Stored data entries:
[Begin]

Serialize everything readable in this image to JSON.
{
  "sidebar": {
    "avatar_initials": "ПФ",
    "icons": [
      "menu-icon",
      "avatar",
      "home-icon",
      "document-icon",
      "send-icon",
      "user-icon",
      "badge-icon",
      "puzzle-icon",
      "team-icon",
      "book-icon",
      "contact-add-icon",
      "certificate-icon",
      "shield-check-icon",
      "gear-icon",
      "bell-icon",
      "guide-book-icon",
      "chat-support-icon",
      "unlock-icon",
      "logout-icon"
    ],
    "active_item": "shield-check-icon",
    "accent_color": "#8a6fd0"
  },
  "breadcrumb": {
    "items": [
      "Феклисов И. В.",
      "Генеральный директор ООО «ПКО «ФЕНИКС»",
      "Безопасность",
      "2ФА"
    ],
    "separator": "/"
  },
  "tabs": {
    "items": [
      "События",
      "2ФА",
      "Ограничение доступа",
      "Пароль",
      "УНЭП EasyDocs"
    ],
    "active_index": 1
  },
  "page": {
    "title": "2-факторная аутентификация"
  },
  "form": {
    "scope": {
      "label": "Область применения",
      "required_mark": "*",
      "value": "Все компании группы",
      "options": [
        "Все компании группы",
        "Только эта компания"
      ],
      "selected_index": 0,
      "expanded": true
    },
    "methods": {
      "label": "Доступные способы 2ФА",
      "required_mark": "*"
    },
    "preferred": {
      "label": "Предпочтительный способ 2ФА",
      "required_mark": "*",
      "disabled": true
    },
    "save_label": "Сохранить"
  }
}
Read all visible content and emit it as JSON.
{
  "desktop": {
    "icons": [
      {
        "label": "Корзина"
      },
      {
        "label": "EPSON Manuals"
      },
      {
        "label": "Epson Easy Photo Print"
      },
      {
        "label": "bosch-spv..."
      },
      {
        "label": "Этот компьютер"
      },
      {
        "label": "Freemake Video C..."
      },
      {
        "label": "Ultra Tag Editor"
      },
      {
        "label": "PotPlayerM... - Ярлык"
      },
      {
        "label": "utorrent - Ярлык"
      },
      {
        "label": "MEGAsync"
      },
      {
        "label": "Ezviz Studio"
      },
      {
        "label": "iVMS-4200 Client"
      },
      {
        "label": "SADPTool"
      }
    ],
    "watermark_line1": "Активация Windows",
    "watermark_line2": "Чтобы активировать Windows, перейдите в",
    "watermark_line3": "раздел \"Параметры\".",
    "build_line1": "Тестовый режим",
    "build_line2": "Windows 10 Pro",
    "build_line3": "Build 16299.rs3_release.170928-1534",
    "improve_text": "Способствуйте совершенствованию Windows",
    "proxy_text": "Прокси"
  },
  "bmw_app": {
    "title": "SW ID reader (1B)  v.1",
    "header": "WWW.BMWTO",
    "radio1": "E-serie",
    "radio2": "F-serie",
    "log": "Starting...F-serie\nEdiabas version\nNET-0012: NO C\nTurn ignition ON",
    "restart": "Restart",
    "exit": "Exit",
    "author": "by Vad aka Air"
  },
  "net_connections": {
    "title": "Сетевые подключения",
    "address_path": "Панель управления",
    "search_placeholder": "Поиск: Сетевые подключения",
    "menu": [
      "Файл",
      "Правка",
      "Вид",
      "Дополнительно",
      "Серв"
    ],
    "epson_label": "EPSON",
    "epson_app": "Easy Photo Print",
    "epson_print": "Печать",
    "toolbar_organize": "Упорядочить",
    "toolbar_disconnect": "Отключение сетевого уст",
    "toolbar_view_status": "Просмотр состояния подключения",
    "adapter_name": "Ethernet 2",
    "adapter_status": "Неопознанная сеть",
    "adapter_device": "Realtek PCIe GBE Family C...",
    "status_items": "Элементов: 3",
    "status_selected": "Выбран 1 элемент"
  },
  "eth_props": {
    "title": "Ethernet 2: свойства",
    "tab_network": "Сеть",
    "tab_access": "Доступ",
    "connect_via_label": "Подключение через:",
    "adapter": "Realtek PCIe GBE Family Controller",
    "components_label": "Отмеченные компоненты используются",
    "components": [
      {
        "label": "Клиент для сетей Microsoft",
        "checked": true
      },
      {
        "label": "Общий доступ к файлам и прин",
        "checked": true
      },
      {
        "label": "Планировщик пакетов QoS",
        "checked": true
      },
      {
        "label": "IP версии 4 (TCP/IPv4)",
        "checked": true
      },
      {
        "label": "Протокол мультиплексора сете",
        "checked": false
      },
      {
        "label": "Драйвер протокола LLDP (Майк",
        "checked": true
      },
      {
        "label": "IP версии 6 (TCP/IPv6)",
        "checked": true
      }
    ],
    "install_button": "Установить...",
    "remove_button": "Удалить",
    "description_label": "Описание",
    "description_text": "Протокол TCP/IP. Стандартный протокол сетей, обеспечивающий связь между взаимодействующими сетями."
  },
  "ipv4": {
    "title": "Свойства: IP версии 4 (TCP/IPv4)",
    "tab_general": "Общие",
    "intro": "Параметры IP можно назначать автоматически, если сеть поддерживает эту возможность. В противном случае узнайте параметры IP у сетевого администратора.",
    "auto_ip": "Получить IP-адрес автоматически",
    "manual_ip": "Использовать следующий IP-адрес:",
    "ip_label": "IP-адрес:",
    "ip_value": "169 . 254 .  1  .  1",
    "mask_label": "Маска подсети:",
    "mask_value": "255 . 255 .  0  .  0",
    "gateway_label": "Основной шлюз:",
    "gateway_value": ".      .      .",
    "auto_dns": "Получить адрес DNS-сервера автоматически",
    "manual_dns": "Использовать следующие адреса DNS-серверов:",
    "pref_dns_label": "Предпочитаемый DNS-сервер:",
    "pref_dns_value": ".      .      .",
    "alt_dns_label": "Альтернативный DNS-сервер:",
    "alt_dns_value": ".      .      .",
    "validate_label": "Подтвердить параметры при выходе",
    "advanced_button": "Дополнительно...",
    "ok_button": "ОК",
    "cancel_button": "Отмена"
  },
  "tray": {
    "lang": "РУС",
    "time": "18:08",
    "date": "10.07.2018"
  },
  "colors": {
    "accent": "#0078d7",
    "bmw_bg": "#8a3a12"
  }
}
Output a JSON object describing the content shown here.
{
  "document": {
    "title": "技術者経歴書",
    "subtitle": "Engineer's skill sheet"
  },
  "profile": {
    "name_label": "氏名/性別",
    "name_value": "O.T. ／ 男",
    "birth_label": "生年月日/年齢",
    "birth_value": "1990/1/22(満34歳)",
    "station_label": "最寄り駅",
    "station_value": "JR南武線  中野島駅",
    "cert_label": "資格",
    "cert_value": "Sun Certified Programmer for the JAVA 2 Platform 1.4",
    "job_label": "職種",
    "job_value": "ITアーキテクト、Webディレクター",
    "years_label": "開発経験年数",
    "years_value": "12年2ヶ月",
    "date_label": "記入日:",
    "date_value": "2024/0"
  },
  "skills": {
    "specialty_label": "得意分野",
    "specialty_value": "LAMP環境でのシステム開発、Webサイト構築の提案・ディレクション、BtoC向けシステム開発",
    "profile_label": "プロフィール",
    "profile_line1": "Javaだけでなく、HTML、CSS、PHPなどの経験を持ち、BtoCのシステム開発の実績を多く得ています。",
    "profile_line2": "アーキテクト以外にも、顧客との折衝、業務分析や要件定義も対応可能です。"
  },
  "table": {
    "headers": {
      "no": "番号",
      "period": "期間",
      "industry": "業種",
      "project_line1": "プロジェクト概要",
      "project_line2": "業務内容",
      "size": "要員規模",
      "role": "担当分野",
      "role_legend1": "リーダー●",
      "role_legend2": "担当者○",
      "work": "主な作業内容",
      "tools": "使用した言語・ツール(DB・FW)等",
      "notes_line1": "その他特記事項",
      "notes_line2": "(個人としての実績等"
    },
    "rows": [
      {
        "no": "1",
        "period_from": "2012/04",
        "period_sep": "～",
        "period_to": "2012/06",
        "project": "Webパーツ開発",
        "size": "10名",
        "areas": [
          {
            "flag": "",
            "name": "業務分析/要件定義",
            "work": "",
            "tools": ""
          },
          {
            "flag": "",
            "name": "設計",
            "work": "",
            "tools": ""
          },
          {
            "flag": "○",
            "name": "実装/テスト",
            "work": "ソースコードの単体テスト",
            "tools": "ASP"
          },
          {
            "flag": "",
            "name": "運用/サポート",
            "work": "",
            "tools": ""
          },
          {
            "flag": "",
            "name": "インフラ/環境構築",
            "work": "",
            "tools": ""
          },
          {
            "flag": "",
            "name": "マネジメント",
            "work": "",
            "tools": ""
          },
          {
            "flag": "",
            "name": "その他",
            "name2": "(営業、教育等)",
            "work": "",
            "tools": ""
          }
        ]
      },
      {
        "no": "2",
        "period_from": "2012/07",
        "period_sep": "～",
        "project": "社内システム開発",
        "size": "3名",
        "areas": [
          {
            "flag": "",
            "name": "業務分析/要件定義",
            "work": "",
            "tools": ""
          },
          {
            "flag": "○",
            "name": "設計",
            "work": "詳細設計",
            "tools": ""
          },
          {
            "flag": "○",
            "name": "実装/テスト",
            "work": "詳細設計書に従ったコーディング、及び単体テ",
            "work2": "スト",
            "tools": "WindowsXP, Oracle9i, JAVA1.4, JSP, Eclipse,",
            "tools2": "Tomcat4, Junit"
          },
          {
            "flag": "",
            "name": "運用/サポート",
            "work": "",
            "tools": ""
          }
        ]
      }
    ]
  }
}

[End]

» **Stated exercise**
Copy all lines of the material above where the string "PCIe" occurs.

» **Full output**
    "adapter_device": "Realtek PCIe GBE Family C...",
    "adapter": "Realtek PCIe GBE Family Controller",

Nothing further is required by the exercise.